| Aim |
Give only the number of lines in these records that contain the word "information".

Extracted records
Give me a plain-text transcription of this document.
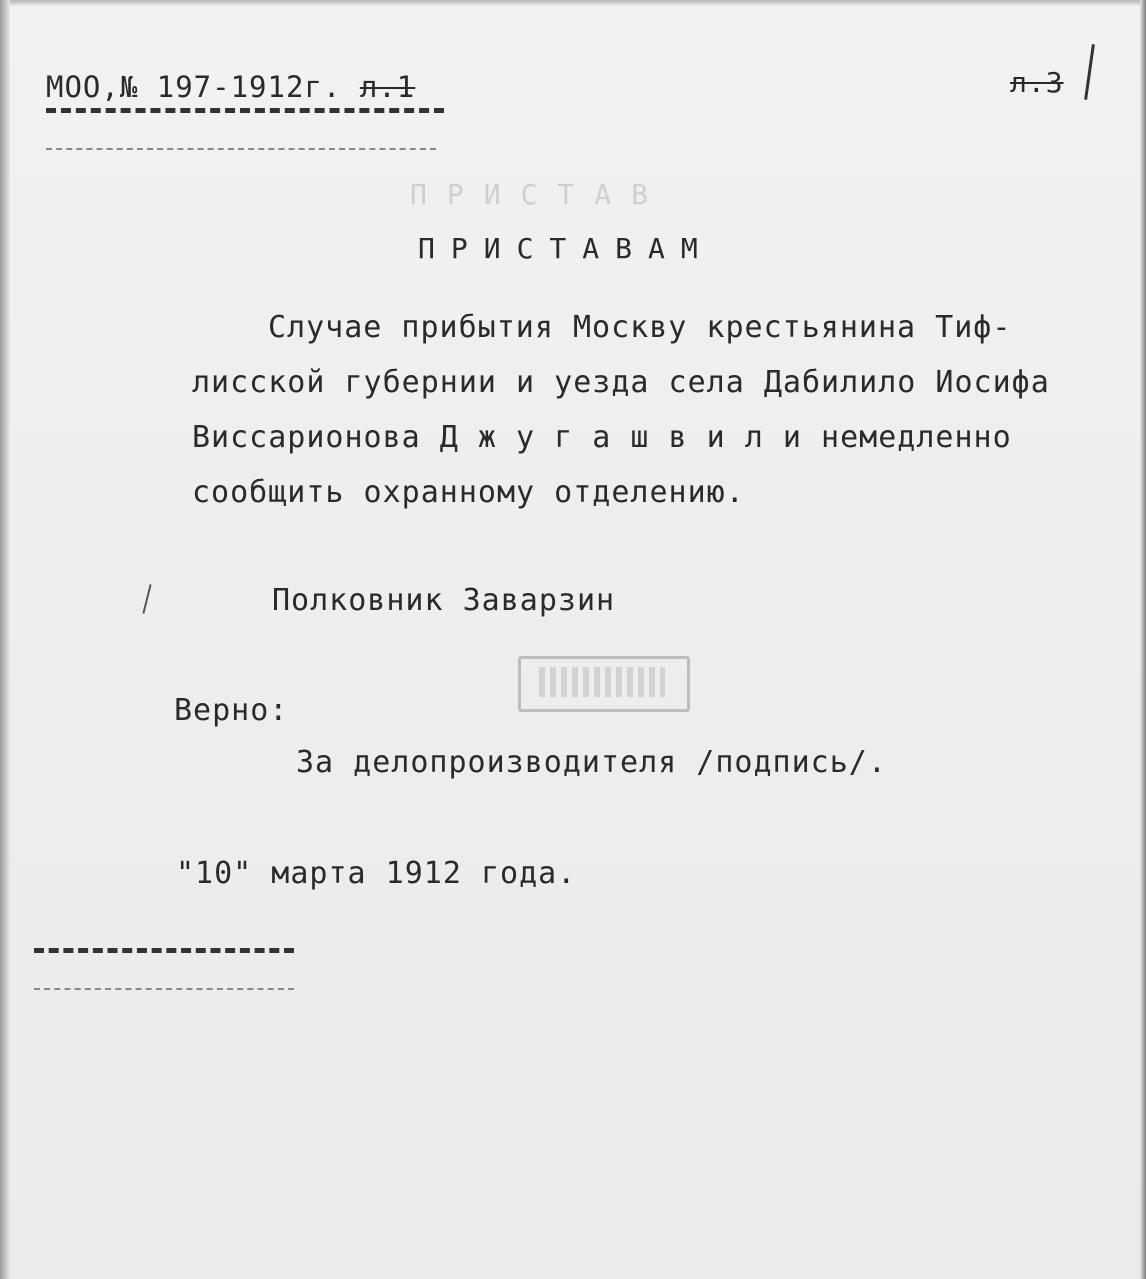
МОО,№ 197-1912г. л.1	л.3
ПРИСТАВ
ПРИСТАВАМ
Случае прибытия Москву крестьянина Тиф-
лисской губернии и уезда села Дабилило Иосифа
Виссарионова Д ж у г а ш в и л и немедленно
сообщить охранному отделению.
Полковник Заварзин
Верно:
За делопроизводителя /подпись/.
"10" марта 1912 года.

* * *

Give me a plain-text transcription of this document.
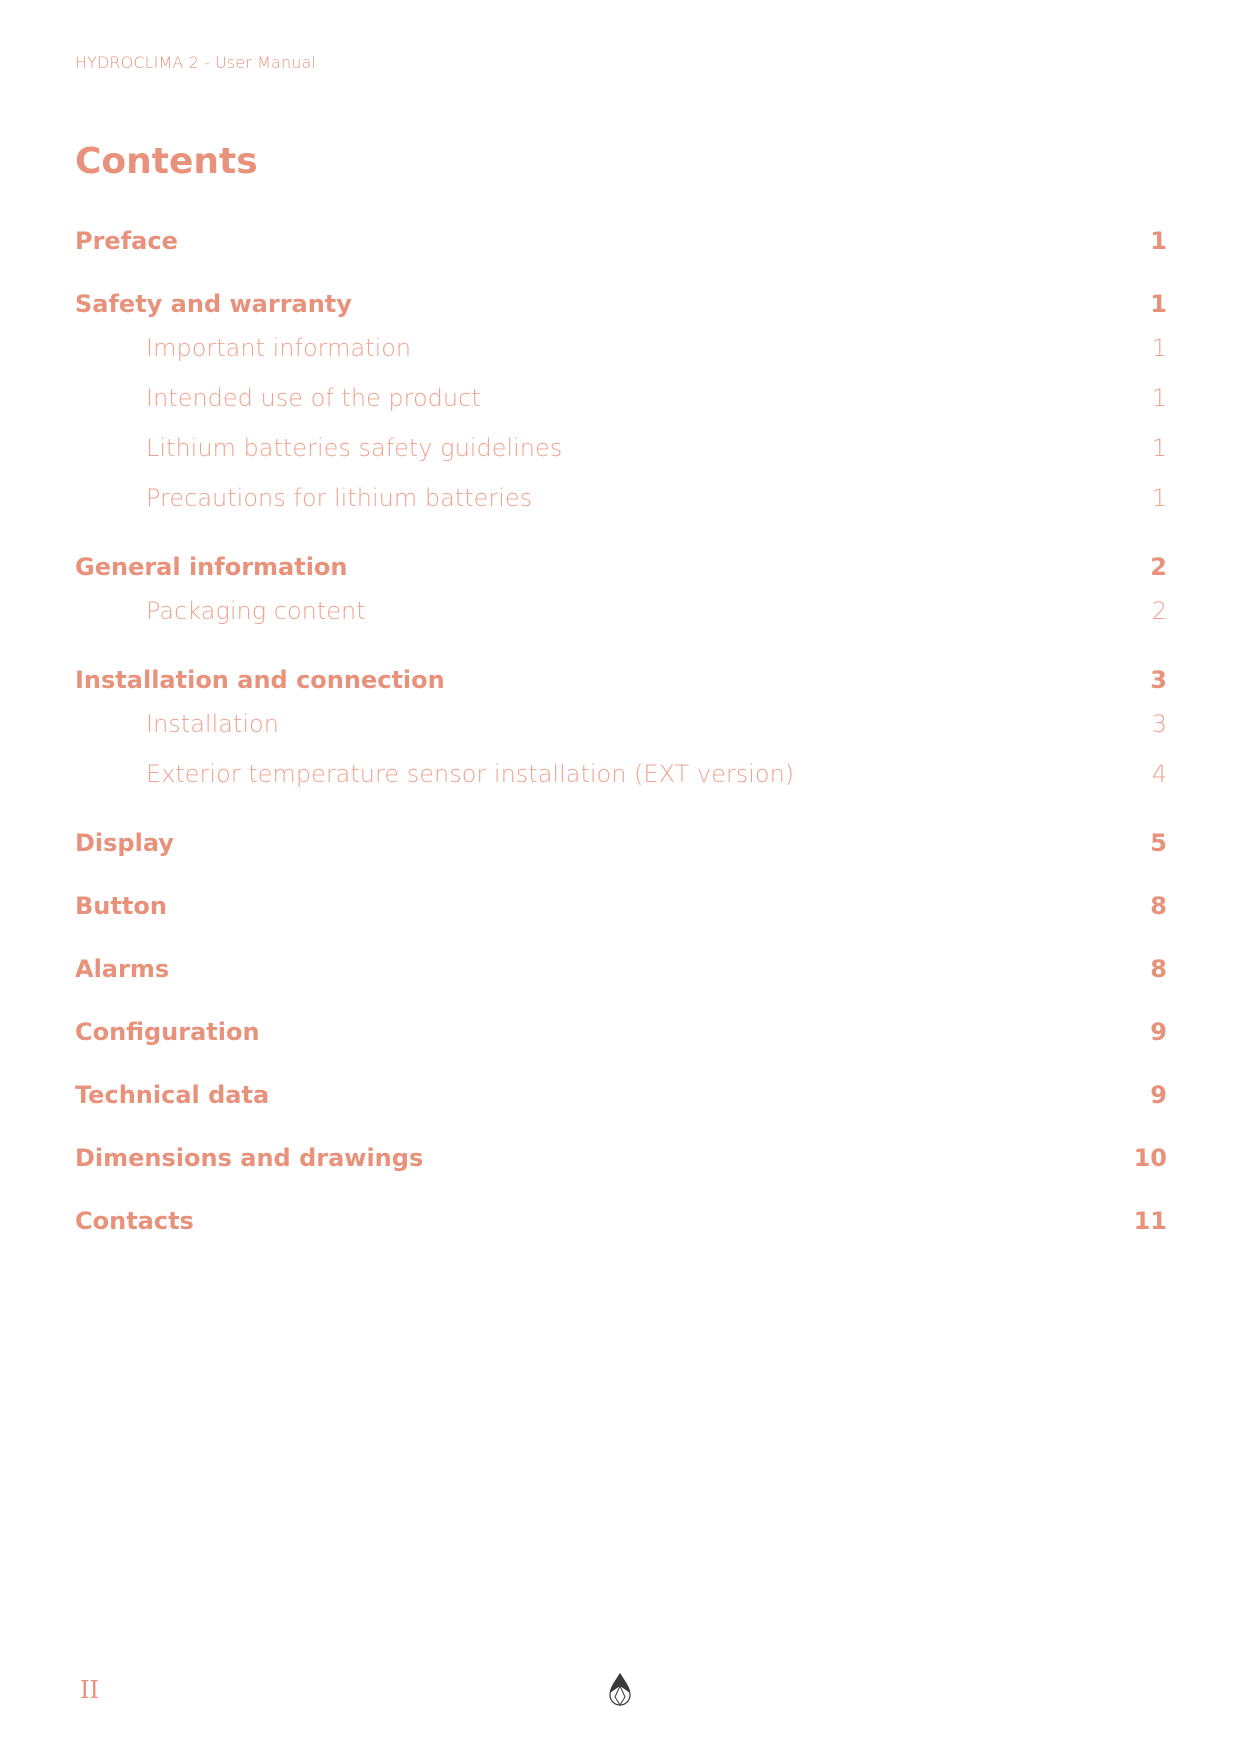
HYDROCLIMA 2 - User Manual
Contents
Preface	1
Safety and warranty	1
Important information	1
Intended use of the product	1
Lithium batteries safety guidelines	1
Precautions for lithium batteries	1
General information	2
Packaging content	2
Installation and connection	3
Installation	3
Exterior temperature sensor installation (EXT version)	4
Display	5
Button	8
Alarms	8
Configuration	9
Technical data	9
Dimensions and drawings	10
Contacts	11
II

| Finished task |
2